◆ **Exercise brief**
Return the listing below word for word.

Dataset items
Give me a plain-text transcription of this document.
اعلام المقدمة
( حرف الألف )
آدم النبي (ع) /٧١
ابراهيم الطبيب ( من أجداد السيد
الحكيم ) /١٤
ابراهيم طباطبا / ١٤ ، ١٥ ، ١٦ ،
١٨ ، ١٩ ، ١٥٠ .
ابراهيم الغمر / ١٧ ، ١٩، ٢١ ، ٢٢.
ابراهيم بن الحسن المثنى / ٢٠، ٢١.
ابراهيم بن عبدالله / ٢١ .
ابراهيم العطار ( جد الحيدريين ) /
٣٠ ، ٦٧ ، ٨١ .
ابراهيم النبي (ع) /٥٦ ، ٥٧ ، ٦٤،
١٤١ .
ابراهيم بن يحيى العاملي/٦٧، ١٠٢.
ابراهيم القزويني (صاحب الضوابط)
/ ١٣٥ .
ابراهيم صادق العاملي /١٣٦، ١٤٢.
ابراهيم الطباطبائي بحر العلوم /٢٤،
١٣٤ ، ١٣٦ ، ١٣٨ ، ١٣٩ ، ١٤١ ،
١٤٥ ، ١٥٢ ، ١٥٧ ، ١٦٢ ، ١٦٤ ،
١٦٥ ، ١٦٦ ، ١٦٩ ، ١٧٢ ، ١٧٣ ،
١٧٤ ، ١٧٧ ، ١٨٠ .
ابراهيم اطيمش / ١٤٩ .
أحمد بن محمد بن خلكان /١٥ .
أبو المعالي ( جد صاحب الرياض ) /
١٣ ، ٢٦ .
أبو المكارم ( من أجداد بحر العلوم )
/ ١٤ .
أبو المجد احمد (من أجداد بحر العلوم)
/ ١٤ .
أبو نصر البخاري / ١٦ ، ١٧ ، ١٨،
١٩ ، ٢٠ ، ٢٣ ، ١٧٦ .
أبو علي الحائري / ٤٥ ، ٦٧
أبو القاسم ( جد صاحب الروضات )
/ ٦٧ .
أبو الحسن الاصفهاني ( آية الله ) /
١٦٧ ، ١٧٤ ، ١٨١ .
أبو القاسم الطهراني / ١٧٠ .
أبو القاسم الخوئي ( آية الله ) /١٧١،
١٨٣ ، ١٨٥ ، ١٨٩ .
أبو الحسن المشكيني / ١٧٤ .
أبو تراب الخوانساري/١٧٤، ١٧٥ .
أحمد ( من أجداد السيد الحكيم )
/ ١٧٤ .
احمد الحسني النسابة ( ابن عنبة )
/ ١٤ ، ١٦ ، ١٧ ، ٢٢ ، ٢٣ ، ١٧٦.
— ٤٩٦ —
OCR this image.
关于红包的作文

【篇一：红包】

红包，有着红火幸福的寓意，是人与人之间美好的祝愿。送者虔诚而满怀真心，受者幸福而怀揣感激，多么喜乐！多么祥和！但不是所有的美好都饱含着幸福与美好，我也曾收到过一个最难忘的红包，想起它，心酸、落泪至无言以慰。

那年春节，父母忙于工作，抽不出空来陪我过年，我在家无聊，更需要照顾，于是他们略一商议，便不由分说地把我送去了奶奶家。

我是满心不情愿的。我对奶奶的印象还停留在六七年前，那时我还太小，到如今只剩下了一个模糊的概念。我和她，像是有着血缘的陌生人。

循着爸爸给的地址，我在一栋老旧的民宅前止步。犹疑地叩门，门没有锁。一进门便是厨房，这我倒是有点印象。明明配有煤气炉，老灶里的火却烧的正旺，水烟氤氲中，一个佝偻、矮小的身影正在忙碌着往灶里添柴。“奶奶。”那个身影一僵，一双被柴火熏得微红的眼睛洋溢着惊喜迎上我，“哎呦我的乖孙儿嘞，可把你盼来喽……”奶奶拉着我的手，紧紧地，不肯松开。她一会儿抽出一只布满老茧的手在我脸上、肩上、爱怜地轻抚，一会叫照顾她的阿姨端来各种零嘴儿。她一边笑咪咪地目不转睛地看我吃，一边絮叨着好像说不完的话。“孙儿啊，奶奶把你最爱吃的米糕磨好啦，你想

◆ **Solution to this exercise**
Give me a plain-text transcription of this document.
اعلام المقدمة
( حرف الألف )
آدم النبي (ع) /٧١
ابراهيم الطبيب ( من أجداد السيد
الحكيم ) /١٤
ابراهيم طباطبا / ١٤ ، ١٥ ، ١٦ ،
١٨ ، ١٩ ، ١٥٠ .
ابراهيم الغمر / ١٧ ، ١٩، ٢١ ، ٢٢.
ابراهيم بن الحسن المثنى / ٢٠، ٢١.
ابراهيم بن عبدالله / ٢١ .
ابراهيم العطار ( جد الحيدريين ) /
٣٠ ، ٦٧ ، ٨١ .
ابراهيم النبي (ع) /٥٦ ، ٥٧ ، ٦٤،
١٤١ .
ابراهيم بن يحيى العاملي/٦٧، ١٠٢.
ابراهيم القزويني (صاحب الضوابط)
/ ١٣٥ .
ابراهيم صادق العاملي /١٣٦، ١٤٢.
ابراهيم الطباطبائي بحر العلوم /٢٤،
١٣٤ ، ١٣٦ ، ١٣٨ ، ١٣٩ ، ١٤١ ،
١٤٥ ، ١٥٢ ، ١٥٧ ، ١٦٢ ، ١٦٤ ،
١٦٥ ، ١٦٦ ، ١٦٩ ، ١٧٢ ، ١٧٣ ،
١٧٤ ، ١٧٧ ، ١٨٠ .
ابراهيم اطيمش / ١٤٩ .
أحمد بن محمد بن خلكان /١٥ .
أبو المعالي ( جد صاحب الرياض ) /
١٣ ، ٢٦ .
أبو المكارم ( من أجداد بحر العلوم )
/ ١٤ .
أبو المجد احمد (من أجداد بحر العلوم)
/ ١٤ .
أبو نصر البخاري / ١٦ ، ١٧ ، ١٨،
١٩ ، ٢٠ ، ٢٣ ، ١٧٦ .
أبو علي الحائري / ٤٥ ، ٦٧
أبو القاسم ( جد صاحب الروضات )
/ ٦٧ .
أبو الحسن الاصفهاني ( آية الله ) /
١٦٧ ، ١٧٤ ، ١٨١ .
أبو القاسم الطهراني / ١٧٠ .
أبو القاسم الخوئي ( آية الله ) /١٧١،
١٨٣ ، ١٨٥ ، ١٨٩ .
أبو الحسن المشكيني / ١٧٤ .
أبو تراب الخوانساري/١٧٤، ١٧٥ .
أحمد ( من أجداد السيد الحكيم )
/ ١٧٤ .
احمد الحسني النسابة ( ابن عنبة )
/ ١٤ ، ١٦ ، ١٧ ، ٢٢ ، ٢٣ ، ١٧٦.
— ٤٩٦ —
OCR this image.
关于红包的作文

【篇一：红包】

红包，有着红火幸福的寓意，是人与人之间美好的祝愿。送者虔诚而满怀真心，受者幸福而怀揣感激，多么喜乐！多么祥和！但不是所有的美好都饱含着幸福与美好，我也曾收到过一个最难忘的红包，想起它，心酸、落泪至无言以慰。

那年春节，父母忙于工作，抽不出空来陪我过年，我在家无聊，更需要照顾，于是他们略一商议，便不由分说地把我送去了奶奶家。

我是满心不情愿的。我对奶奶的印象还停留在六七年前，那时我还太小，到如今只剩下了一个模糊的概念。我和她，像是有着血缘的陌生人。

循着爸爸给的地址，我在一栋老旧的民宅前止步。犹疑地叩门，门没有锁。一进门便是厨房，这我倒是有点印象。明明配有煤气炉，老灶里的火却烧的正旺，水烟氤氲中，一个佝偻、矮小的身影正在忙碌着往灶里添柴。“奶奶。”那个身影一僵，一双被柴火熏得微红的眼睛洋溢着惊喜迎上我，“哎呦我的乖孙儿嘞，可把你盼来喽……”奶奶拉着我的手，紧紧地，不肯松开。她一会儿抽出一只布满老茧的手在我脸上、肩上、爱怜地轻抚，一会叫照顾她的阿姨端来各种零嘴儿。她一边笑咪咪地目不转睛地看我吃，一边絮叨着好像说不完的话。“孙儿啊，奶奶把你最爱吃的米糕磨好啦，你想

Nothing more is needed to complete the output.